Stated exercise: Each record below is to be reproduced without any change.

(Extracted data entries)
━━━━━━━━━━

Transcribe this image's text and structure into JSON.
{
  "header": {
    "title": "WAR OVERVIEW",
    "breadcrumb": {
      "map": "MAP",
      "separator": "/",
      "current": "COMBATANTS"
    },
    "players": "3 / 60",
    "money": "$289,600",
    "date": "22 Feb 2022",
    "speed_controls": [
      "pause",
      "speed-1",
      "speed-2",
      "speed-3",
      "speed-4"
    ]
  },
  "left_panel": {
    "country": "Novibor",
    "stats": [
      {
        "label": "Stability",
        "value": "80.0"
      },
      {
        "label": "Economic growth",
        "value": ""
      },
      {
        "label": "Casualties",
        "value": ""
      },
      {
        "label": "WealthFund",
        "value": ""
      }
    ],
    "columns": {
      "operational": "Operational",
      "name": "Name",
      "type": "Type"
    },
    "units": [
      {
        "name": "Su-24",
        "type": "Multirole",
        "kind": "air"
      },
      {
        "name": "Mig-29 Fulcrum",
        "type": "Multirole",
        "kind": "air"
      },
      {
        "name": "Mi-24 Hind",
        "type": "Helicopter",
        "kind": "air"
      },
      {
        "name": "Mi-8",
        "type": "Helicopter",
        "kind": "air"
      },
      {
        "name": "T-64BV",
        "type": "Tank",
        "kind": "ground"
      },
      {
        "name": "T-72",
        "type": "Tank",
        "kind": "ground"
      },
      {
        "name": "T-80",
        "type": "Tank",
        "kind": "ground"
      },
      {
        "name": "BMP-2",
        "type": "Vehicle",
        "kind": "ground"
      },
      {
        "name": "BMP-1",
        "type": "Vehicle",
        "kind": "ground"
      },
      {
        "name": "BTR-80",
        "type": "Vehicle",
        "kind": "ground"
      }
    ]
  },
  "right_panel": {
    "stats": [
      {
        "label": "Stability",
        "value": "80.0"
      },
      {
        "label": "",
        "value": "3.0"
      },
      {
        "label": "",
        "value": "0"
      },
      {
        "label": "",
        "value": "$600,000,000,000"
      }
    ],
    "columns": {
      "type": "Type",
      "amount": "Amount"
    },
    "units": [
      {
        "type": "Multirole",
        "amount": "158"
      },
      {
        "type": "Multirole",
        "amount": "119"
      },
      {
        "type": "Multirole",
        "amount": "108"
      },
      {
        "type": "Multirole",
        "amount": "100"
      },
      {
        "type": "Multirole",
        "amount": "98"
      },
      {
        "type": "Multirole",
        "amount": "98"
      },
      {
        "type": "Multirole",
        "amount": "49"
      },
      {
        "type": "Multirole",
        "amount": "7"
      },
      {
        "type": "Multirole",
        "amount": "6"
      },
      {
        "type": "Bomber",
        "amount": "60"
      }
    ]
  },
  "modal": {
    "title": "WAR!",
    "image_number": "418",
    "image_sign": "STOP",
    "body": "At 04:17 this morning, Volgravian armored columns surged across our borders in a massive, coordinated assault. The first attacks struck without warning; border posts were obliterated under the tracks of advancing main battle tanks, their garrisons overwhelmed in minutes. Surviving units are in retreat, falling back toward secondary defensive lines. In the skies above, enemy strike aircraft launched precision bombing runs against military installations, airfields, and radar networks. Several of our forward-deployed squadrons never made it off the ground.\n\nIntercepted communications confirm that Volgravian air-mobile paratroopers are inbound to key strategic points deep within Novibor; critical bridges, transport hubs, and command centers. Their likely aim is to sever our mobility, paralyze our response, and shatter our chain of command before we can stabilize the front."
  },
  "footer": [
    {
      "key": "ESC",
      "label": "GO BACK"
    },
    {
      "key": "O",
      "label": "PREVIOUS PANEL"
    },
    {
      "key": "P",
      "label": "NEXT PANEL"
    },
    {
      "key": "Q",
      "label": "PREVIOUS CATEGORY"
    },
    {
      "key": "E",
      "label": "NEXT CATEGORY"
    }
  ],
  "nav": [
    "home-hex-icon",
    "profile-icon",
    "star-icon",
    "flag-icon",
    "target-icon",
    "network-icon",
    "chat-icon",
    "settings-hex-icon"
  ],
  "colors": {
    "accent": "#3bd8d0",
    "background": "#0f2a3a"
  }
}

━━━━━━━━━━

Exercise answer:
Transcribe this image's text and structure into JSON.
{
  "header": {
    "title": "WAR OVERVIEW",
    "breadcrumb": {
      "map": "MAP",
      "separator": "/",
      "current": "COMBATANTS"
    },
    "players": "3 / 60",
    "money": "$289,600",
    "date": "22 Feb 2022",
    "speed_controls": [
      "pause",
      "speed-1",
      "speed-2",
      "speed-3",
      "speed-4"
    ]
  },
  "left_panel": {
    "country": "Novibor",
    "stats": [
      {
        "label": "Stability",
        "value": "80.0"
      },
      {
        "label": "Economic growth",
        "value": ""
      },
      {
        "label": "Casualties",
        "value": ""
      },
      {
        "label": "WealthFund",
        "value": ""
      }
    ],
    "columns": {
      "operational": "Operational",
      "name": "Name",
      "type": "Type"
    },
    "units": [
      {
        "name": "Su-24",
        "type": "Multirole",
        "kind": "air"
      },
      {
        "name": "Mig-29 Fulcrum",
        "type": "Multirole",
        "kind": "air"
      },
      {
        "name": "Mi-24 Hind",
        "type": "Helicopter",
        "kind": "air"
      },
      {
        "name": "Mi-8",
        "type": "Helicopter",
        "kind": "air"
      },
      {
        "name": "T-64BV",
        "type": "Tank",
        "kind": "ground"
      },
      {
        "name": "T-72",
        "type": "Tank",
        "kind": "ground"
      },
      {
        "name": "T-80",
        "type": "Tank",
        "kind": "ground"
      },
      {
        "name": "BMP-2",
        "type": "Vehicle",
        "kind": "ground"
      },
      {
        "name": "BMP-1",
        "type": "Vehicle",
        "kind": "ground"
      },
      {
        "name": "BTR-80",
        "type": "Vehicle",
        "kind": "ground"
      }
    ]
  },
  "right_panel": {
    "stats": [
      {
        "label": "Stability",
        "value": "80.0"
      },
      {
        "label": "",
        "value": "3.0"
      },
      {
        "label": "",
        "value": "0"
      },
      {
        "label": "",
        "value": "$600,000,000,000"
      }
    ],
    "columns": {
      "type": "Type",
      "amount": "Amount"
    },
    "units": [
      {
        "type": "Multirole",
        "amount": "158"
      },
      {
        "type": "Multirole",
        "amount": "119"
      },
      {
        "type": "Multirole",
        "amount": "108"
      },
      {
        "type": "Multirole",
        "amount": "100"
      },
      {
        "type": "Multirole",
        "amount": "98"
      },
      {
        "type": "Multirole",
        "amount": "98"
      },
      {
        "type": "Multirole",
        "amount": "49"
      },
      {
        "type": "Multirole",
        "amount": "7"
      },
      {
        "type": "Multirole",
        "amount": "6"
      },
      {
        "type": "Bomber",
        "amount": "60"
      }
    ]
  },
  "modal": {
    "title": "WAR!",
    "image_number": "418",
    "image_sign": "STOP",
    "body": "At 04:17 this morning, Volgravian armored columns surged across our borders in a massive, coordinated assault. The first attacks struck without warning; border posts were obliterated under the tracks of advancing main battle tanks, their garrisons overwhelmed in minutes. Surviving units are in retreat, falling back toward secondary defensive lines. In the skies above, enemy strike aircraft launched precision bombing runs against military installations, airfields, and radar networks. Several of our forward-deployed squadrons never made it off the ground.\n\nIntercepted communications confirm that Volgravian air-mobile paratroopers are inbound to key strategic points deep within Novibor; critical bridges, transport hubs, and command centers. Their likely aim is to sever our mobility, paralyze our response, and shatter our chain of command before we can stabilize the front."
  },
  "footer": [
    {
      "key": "ESC",
      "label": "GO BACK"
    },
    {
      "key": "O",
      "label": "PREVIOUS PANEL"
    },
    {
      "key": "P",
      "label": "NEXT PANEL"
    },
    {
      "key": "Q",
      "label": "PREVIOUS CATEGORY"
    },
    {
      "key": "E",
      "label": "NEXT CATEGORY"
    }
  ],
  "nav": [
    "home-hex-icon",
    "profile-icon",
    "star-icon",
    "flag-icon",
    "target-icon",
    "network-icon",
    "chat-icon",
    "settings-hex-icon"
  ],
  "colors": {
    "accent": "#3bd8d0",
    "background": "#0f2a3a"
  }
}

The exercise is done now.